## BEGIN Task input

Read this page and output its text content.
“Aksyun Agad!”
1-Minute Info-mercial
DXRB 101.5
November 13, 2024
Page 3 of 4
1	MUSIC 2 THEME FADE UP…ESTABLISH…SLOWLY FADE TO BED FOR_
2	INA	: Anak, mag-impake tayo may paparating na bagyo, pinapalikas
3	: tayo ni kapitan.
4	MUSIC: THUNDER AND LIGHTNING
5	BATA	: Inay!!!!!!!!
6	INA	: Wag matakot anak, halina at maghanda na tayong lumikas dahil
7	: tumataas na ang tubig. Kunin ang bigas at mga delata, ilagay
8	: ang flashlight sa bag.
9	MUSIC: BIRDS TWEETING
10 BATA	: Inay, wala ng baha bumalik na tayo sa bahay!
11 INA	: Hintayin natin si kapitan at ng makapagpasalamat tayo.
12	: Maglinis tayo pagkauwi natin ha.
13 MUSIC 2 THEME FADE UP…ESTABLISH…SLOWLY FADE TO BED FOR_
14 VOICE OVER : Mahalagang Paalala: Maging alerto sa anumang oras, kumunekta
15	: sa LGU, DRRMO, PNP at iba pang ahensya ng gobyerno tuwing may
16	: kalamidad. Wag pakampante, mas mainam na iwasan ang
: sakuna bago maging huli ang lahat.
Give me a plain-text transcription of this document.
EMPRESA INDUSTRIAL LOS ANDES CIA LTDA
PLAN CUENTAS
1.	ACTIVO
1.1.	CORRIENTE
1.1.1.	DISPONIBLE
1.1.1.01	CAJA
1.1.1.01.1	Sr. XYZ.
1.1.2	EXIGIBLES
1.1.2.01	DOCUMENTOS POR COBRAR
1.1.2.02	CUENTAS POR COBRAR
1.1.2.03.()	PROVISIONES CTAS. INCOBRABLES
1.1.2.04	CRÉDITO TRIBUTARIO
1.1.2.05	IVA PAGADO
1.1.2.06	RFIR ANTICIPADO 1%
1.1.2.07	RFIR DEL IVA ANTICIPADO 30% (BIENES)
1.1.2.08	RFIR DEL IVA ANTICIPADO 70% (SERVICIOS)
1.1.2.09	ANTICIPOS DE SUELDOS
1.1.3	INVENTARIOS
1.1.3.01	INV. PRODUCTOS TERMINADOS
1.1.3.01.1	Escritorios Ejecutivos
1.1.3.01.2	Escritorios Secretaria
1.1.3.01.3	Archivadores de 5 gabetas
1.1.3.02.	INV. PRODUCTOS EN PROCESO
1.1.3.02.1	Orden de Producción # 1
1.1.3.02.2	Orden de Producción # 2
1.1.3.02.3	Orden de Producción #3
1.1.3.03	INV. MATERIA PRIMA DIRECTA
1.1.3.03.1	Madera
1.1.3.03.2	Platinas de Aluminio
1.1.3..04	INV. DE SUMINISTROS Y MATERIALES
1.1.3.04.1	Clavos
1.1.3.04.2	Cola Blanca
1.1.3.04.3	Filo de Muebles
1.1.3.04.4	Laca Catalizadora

## END Task input

__Instructions to follow__
Print the records above exactly as they appear.

__Exercise solution__
Read this page and output its text content.
“Aksyun Agad!”
1-Minute Info-mercial
DXRB 101.5
November 13, 2024
Page 3 of 4
1	MUSIC 2 THEME FADE UP…ESTABLISH…SLOWLY FADE TO BED FOR_
2	INA	: Anak, mag-impake tayo may paparating na bagyo, pinapalikas
3	: tayo ni kapitan.
4	MUSIC: THUNDER AND LIGHTNING
5	BATA	: Inay!!!!!!!!
6	INA	: Wag matakot anak, halina at maghanda na tayong lumikas dahil
7	: tumataas na ang tubig. Kunin ang bigas at mga delata, ilagay
8	: ang flashlight sa bag.
9	MUSIC: BIRDS TWEETING
10 BATA	: Inay, wala ng baha bumalik na tayo sa bahay!
11 INA	: Hintayin natin si kapitan at ng makapagpasalamat tayo.
12	: Maglinis tayo pagkauwi natin ha.
13 MUSIC 2 THEME FADE UP…ESTABLISH…SLOWLY FADE TO BED FOR_
14 VOICE OVER : Mahalagang Paalala: Maging alerto sa anumang oras, kumunekta
15	: sa LGU, DRRMO, PNP at iba pang ahensya ng gobyerno tuwing may
16	: kalamidad. Wag pakampante, mas mainam na iwasan ang
: sakuna bago maging huli ang lahat.
Give me a plain-text transcription of this document.
EMPRESA INDUSTRIAL LOS ANDES CIA LTDA
PLAN CUENTAS
1.	ACTIVO
1.1.	CORRIENTE
1.1.1.	DISPONIBLE
1.1.1.01	CAJA
1.1.1.01.1	Sr. XYZ.
1.1.2	EXIGIBLES
1.1.2.01	DOCUMENTOS POR COBRAR
1.1.2.02	CUENTAS POR COBRAR
1.1.2.03.()	PROVISIONES CTAS. INCOBRABLES
1.1.2.04	CRÉDITO TRIBUTARIO
1.1.2.05	IVA PAGADO
1.1.2.06	RFIR ANTICIPADO 1%
1.1.2.07	RFIR DEL IVA ANTICIPADO 30% (BIENES)
1.1.2.08	RFIR DEL IVA ANTICIPADO 70% (SERVICIOS)
1.1.2.09	ANTICIPOS DE SUELDOS
1.1.3	INVENTARIOS
1.1.3.01	INV. PRODUCTOS TERMINADOS
1.1.3.01.1	Escritorios Ejecutivos
1.1.3.01.2	Escritorios Secretaria
1.1.3.01.3	Archivadores de 5 gabetas
1.1.3.02.	INV. PRODUCTOS EN PROCESO
1.1.3.02.1	Orden de Producción # 1
1.1.3.02.2	Orden de Producción # 2
1.1.3.02.3	Orden de Producción #3
1.1.3.03	INV. MATERIA PRIMA DIRECTA
1.1.3.03.1	Madera
1.1.3.03.2	Platinas de Aluminio
1.1.3..04	INV. DE SUMINISTROS Y MATERIALES
1.1.3.04.1	Clavos
1.1.3.04.2	Cola Blanca
1.1.3.04.3	Filo de Muebles
1.1.3.04.4	Laca Catalizadora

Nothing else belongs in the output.